§ **Exercise task**: Images excluded, repeat each entry below exactly.

[Collected data entries]
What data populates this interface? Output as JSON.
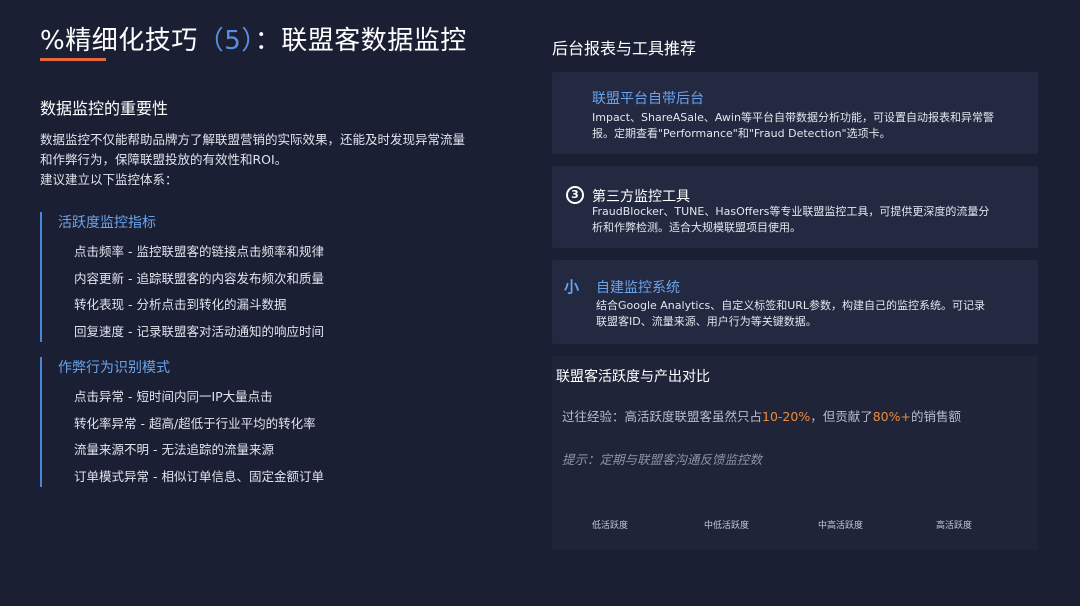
{
  "title": {
    "prefix": "%精细化技巧",
    "number": "（5）",
    "suffix": "：联盟客数据监控"
  },
  "left": {
    "heading": "数据监控的重要性",
    "intro": [
      "数据监控不仅能帮助品牌方了解联盟营销的实际效果，还能及时发现异常流量",
      "和作弊行为，保障联盟投放的有效性和ROI。",
      "建议建立以下监控体系："
    ],
    "groups": [
      {
        "title": "活跃度监控指标",
        "items": [
          "点击频率 - 监控联盟客的链接点击频率和规律",
          "内容更新 - 追踪联盟客的内容发布频次和质量",
          "转化表现 - 分析点击到转化的漏斗数据",
          "回复速度 - 记录联盟客对活动通知的响应时间"
        ]
      },
      {
        "title": "作弊行为识别模式",
        "items": [
          "点击异常 - 短时间内同一IP大量点击",
          "转化率异常 - 超高/超低于行业平均的转化率",
          "流量来源不明 - 无法追踪的流量来源",
          "订单模式异常 - 相似订单信息、固定金额订单"
        ]
      }
    ]
  },
  "right": {
    "heading": "后台报表与工具推荐",
    "cards": [
      {
        "title": "联盟平台自带后台",
        "body": [
          "Impact、ShareASale、Awin等平台自带数据分析功能，可设置自动报表和异常警",
          "报。定期查看\"Performance\"和\"Fraud Detection\"选项卡。"
        ]
      },
      {
        "badge": "3",
        "title": "第三方监控工具",
        "body": [
          "FraudBlocker、TUNE、HasOffers等专业联盟监控工具，可提供更深度的流量分",
          "析和作弊检测。适合大规模联盟项目使用。"
        ]
      },
      {
        "badge": "小",
        "title": "自建监控系统",
        "body": [
          "结合Google Analytics、自定义标签和URL参数，构建自己的监控系统。可记录",
          "联盟客ID、流量来源、用户行为等关键数据。"
        ]
      }
    ],
    "comparison": {
      "title": "联盟客活跃度与产出对比",
      "exp_pre": "过往经验：高活跃度联盟客虽然只占",
      "exp_hl1": "10-20%",
      "exp_mid": "，但贡献了",
      "exp_hl2": "80%+",
      "exp_post": "的销售额",
      "tip": "提示：定期与联盟客沟通反馈监控数",
      "axis": [
        "低活跃度",
        "中低活跃度",
        "中高活跃度",
        "高活跃度"
      ]
    }
  },
  "colors": {
    "background": "#1b1f33",
    "accent_blue": "#6aa3ec",
    "accent_orange": "#f08a3a",
    "underline": "#e8673a"
  }
}
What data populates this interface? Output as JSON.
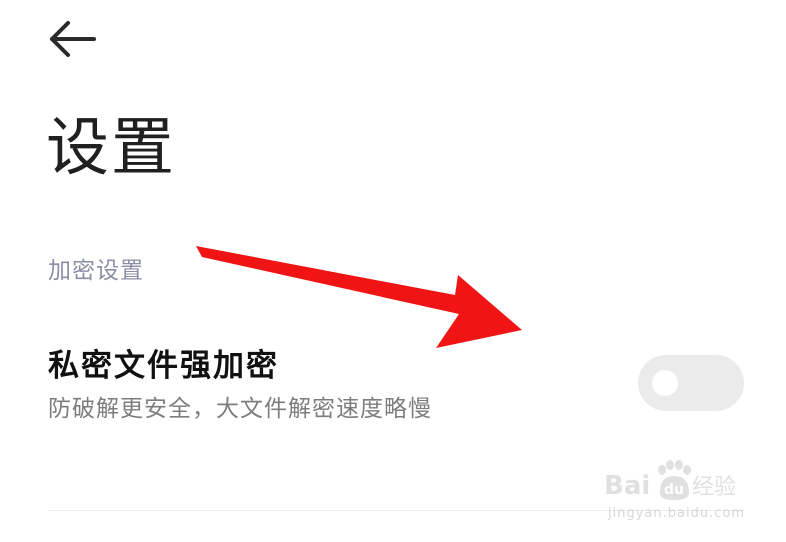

§ **Solution to this problem**:
What data populates this interface? Output as JSON.
{
  "title": {
    "prefix": "%精细化技巧",
    "number": "（5）",
    "suffix": "：联盟客数据监控"
  },
  "left": {
    "heading": "数据监控的重要性",
    "intro": [
      "数据监控不仅能帮助品牌方了解联盟营销的实际效果，还能及时发现异常流量",
      "和作弊行为，保障联盟投放的有效性和ROI。",
      "建议建立以下监控体系："
    ],
    "groups": [
      {
        "title": "活跃度监控指标",
        "items": [
          "点击频率 - 监控联盟客的链接点击频率和规律",
          "内容更新 - 追踪联盟客的内容发布频次和质量",
          "转化表现 - 分析点击到转化的漏斗数据",
          "回复速度 - 记录联盟客对活动通知的响应时间"
        ]
      },
      {
        "title": "作弊行为识别模式",
        "items": [
          "点击异常 - 短时间内同一IP大量点击",
          "转化率异常 - 超高/超低于行业平均的转化率",
          "流量来源不明 - 无法追踪的流量来源",
          "订单模式异常 - 相似订单信息、固定金额订单"
        ]
      }
    ]
  },
  "right": {
    "heading": "后台报表与工具推荐",
    "cards": [
      {
        "title": "联盟平台自带后台",
        "body": [
          "Impact、ShareASale、Awin等平台自带数据分析功能，可设置自动报表和异常警",
          "报。定期查看\"Performance\"和\"Fraud Detection\"选项卡。"
        ]
      },
      {
        "badge": "3",
        "title": "第三方监控工具",
        "body": [
          "FraudBlocker、TUNE、HasOffers等专业联盟监控工具，可提供更深度的流量分",
          "析和作弊检测。适合大规模联盟项目使用。"
        ]
      },
      {
        "badge": "小",
        "title": "自建监控系统",
        "body": [
          "结合Google Analytics、自定义标签和URL参数，构建自己的监控系统。可记录",
          "联盟客ID、流量来源、用户行为等关键数据。"
        ]
      }
    ],
    "comparison": {
      "title": "联盟客活跃度与产出对比",
      "exp_pre": "过往经验：高活跃度联盟客虽然只占",
      "exp_hl1": "10-20%",
      "exp_mid": "，但贡献了",
      "exp_hl2": "80%+",
      "exp_post": "的销售额",
      "tip": "提示：定期与联盟客沟通反馈监控数",
      "axis": [
        "低活跃度",
        "中低活跃度",
        "中高活跃度",
        "高活跃度"
      ]
    }
  },
  "colors": {
    "background": "#1b1f33",
    "accent_blue": "#6aa3ec",
    "accent_orange": "#f08a3a",
    "underline": "#e8673a"
  }
}
What data populates this interface? Output as JSON.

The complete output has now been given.